Collected data entries:

* BEGIN *

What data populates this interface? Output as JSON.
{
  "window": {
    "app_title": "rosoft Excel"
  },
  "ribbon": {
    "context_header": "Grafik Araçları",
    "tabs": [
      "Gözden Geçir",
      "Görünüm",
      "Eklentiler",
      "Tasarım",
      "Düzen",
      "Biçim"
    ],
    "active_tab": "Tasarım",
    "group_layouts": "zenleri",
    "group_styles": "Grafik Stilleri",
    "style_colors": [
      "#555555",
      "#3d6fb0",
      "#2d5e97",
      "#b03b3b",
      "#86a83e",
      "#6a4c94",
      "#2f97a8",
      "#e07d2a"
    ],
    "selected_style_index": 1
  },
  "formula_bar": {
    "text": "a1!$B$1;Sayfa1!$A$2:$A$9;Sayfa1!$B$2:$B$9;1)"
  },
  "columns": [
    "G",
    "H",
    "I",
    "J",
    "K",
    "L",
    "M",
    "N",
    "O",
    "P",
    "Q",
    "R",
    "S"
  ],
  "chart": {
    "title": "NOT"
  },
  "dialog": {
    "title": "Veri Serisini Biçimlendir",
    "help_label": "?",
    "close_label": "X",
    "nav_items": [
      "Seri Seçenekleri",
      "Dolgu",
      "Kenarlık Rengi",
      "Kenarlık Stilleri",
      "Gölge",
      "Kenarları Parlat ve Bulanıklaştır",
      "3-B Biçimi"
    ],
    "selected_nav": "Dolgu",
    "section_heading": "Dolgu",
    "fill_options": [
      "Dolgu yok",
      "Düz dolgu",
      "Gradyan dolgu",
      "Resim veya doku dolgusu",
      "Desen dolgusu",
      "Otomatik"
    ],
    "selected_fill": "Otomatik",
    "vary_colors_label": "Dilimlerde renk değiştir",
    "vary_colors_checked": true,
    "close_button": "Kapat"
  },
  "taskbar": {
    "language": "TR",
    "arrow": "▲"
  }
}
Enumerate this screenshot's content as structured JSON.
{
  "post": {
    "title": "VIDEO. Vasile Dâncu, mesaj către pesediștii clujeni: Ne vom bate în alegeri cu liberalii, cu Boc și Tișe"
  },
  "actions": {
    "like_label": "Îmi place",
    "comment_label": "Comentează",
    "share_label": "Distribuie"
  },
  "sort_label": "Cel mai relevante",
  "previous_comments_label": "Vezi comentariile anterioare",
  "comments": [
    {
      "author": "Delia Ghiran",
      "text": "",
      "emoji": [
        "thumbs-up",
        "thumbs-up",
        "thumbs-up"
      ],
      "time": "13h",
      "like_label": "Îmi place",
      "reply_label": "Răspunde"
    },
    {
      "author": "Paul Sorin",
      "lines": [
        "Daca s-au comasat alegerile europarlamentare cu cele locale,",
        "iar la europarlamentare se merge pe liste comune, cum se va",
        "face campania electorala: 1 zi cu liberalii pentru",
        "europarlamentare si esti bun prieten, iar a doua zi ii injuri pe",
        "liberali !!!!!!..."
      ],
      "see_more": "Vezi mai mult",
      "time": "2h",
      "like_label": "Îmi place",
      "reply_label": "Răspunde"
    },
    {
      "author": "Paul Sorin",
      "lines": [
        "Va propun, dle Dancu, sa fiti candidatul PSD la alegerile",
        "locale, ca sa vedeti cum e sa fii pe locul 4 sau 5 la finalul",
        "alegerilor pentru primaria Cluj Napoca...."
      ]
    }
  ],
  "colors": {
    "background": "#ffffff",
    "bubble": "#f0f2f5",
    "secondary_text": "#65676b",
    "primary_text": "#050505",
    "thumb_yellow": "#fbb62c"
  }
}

* END *

Return the entries above exactly, each one complete.

▶ OUTPUT FOR THIS TASK
What data populates this interface? Output as JSON.
{
  "window": {
    "app_title": "rosoft Excel"
  },
  "ribbon": {
    "context_header": "Grafik Araçları",
    "tabs": [
      "Gözden Geçir",
      "Görünüm",
      "Eklentiler",
      "Tasarım",
      "Düzen",
      "Biçim"
    ],
    "active_tab": "Tasarım",
    "group_layouts": "zenleri",
    "group_styles": "Grafik Stilleri",
    "style_colors": [
      "#555555",
      "#3d6fb0",
      "#2d5e97",
      "#b03b3b",
      "#86a83e",
      "#6a4c94",
      "#2f97a8",
      "#e07d2a"
    ],
    "selected_style_index": 1
  },
  "formula_bar": {
    "text": "a1!$B$1;Sayfa1!$A$2:$A$9;Sayfa1!$B$2:$B$9;1)"
  },
  "columns": [
    "G",
    "H",
    "I",
    "J",
    "K",
    "L",
    "M",
    "N",
    "O",
    "P",
    "Q",
    "R",
    "S"
  ],
  "chart": {
    "title": "NOT"
  },
  "dialog": {
    "title": "Veri Serisini Biçimlendir",
    "help_label": "?",
    "close_label": "X",
    "nav_items": [
      "Seri Seçenekleri",
      "Dolgu",
      "Kenarlık Rengi",
      "Kenarlık Stilleri",
      "Gölge",
      "Kenarları Parlat ve Bulanıklaştır",
      "3-B Biçimi"
    ],
    "selected_nav": "Dolgu",
    "section_heading": "Dolgu",
    "fill_options": [
      "Dolgu yok",
      "Düz dolgu",
      "Gradyan dolgu",
      "Resim veya doku dolgusu",
      "Desen dolgusu",
      "Otomatik"
    ],
    "selected_fill": "Otomatik",
    "vary_colors_label": "Dilimlerde renk değiştir",
    "vary_colors_checked": true,
    "close_button": "Kapat"
  },
  "taskbar": {
    "language": "TR",
    "arrow": "▲"
  }
}
Enumerate this screenshot's content as structured JSON.
{
  "post": {
    "title": "VIDEO. Vasile Dâncu, mesaj către pesediștii clujeni: Ne vom bate în alegeri cu liberalii, cu Boc și Tișe"
  },
  "actions": {
    "like_label": "Îmi place",
    "comment_label": "Comentează",
    "share_label": "Distribuie"
  },
  "sort_label": "Cel mai relevante",
  "previous_comments_label": "Vezi comentariile anterioare",
  "comments": [
    {
      "author": "Delia Ghiran",
      "text": "",
      "emoji": [
        "thumbs-up",
        "thumbs-up",
        "thumbs-up"
      ],
      "time": "13h",
      "like_label": "Îmi place",
      "reply_label": "Răspunde"
    },
    {
      "author": "Paul Sorin",
      "lines": [
        "Daca s-au comasat alegerile europarlamentare cu cele locale,",
        "iar la europarlamentare se merge pe liste comune, cum se va",
        "face campania electorala: 1 zi cu liberalii pentru",
        "europarlamentare si esti bun prieten, iar a doua zi ii injuri pe",
        "liberali !!!!!!..."
      ],
      "see_more": "Vezi mai mult",
      "time": "2h",
      "like_label": "Îmi place",
      "reply_label": "Răspunde"
    },
    {
      "author": "Paul Sorin",
      "lines": [
        "Va propun, dle Dancu, sa fiti candidatul PSD la alegerile",
        "locale, ca sa vedeti cum e sa fii pe locul 4 sau 5 la finalul",
        "alegerilor pentru primaria Cluj Napoca...."
      ]
    }
  ],
  "colors": {
    "background": "#ffffff",
    "bubble": "#f0f2f5",
    "secondary_text": "#65676b",
    "primary_text": "#050505",
    "thumb_yellow": "#fbb62c"
  }
}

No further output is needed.